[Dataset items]
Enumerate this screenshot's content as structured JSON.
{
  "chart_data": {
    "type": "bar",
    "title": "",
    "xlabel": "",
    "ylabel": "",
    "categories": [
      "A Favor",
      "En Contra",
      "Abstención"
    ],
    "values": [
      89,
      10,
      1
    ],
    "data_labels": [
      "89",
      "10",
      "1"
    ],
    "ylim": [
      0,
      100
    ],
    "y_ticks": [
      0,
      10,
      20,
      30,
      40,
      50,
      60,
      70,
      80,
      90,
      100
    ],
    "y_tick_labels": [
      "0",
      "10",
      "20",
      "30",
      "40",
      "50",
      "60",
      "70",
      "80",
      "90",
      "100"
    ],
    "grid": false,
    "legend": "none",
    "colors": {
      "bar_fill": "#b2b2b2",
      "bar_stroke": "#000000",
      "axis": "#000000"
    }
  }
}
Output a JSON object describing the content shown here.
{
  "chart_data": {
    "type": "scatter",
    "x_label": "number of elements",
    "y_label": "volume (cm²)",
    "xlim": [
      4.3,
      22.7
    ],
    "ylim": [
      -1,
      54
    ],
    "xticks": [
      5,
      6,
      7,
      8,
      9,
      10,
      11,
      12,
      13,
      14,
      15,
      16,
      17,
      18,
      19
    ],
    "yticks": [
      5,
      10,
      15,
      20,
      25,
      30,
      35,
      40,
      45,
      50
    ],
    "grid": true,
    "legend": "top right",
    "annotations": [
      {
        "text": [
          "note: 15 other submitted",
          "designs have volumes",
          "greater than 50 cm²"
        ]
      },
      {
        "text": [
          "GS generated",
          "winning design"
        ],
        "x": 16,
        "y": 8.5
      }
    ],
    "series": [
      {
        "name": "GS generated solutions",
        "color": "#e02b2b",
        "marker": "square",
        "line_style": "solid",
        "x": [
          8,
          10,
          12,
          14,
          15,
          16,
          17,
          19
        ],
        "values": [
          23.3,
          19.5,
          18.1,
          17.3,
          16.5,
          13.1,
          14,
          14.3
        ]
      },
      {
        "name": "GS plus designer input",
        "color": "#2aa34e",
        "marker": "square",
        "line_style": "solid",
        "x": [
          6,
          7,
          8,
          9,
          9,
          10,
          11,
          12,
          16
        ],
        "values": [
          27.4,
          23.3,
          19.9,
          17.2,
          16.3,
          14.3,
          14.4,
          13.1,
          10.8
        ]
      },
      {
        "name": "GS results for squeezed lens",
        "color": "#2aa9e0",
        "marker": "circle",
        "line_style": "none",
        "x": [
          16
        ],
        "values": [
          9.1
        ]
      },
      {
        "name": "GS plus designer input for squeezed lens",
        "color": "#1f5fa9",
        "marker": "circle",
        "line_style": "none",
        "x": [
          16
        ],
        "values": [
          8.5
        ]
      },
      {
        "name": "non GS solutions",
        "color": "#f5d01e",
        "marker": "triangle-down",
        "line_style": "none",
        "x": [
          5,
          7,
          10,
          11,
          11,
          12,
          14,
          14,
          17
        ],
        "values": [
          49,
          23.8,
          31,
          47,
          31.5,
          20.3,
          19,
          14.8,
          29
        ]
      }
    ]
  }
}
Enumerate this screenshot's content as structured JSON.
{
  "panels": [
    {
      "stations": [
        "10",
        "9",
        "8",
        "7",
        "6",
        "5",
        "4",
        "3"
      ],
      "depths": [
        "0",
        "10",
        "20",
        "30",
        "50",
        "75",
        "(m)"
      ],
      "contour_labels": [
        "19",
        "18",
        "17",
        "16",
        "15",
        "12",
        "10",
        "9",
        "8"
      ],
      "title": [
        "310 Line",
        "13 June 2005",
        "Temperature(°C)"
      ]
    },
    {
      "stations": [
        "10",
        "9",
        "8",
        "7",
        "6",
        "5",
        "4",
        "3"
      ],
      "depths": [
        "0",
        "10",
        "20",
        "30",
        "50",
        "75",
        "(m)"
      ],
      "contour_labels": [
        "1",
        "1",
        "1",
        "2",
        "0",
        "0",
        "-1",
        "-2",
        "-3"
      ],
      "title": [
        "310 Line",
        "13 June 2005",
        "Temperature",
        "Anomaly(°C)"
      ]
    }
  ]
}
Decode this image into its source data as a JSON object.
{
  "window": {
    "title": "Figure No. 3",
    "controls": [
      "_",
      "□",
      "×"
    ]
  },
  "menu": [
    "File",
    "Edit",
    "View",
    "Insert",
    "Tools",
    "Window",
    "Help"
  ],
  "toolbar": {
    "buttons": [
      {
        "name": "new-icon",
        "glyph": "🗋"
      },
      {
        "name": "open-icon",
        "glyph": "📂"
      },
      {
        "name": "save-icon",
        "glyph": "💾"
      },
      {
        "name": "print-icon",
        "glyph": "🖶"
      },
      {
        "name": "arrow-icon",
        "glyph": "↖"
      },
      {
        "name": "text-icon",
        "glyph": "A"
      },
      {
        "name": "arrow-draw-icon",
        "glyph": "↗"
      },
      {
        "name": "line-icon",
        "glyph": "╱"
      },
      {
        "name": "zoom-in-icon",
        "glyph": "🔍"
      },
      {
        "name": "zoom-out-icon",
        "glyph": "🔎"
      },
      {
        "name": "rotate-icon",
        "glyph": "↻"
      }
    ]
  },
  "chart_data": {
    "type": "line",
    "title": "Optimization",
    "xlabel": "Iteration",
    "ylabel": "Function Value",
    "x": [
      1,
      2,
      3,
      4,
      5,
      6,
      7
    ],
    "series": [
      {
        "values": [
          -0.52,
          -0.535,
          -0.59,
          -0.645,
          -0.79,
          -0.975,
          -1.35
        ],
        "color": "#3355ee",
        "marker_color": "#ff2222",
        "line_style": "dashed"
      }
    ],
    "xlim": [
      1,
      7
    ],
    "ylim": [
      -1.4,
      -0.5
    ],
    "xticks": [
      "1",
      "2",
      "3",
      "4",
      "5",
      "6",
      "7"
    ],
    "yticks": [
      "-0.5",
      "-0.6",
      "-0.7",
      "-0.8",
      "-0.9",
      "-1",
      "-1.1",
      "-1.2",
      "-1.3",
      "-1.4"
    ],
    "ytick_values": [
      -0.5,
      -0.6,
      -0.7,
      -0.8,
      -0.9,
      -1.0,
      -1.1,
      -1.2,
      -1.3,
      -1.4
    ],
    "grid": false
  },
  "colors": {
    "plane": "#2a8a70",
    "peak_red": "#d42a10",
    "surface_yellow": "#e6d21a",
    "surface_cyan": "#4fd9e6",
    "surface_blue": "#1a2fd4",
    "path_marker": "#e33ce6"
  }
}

- _Written task_
Read the data above and count the lines that include "solutions". Answer only with the count.

- _Complete output_
2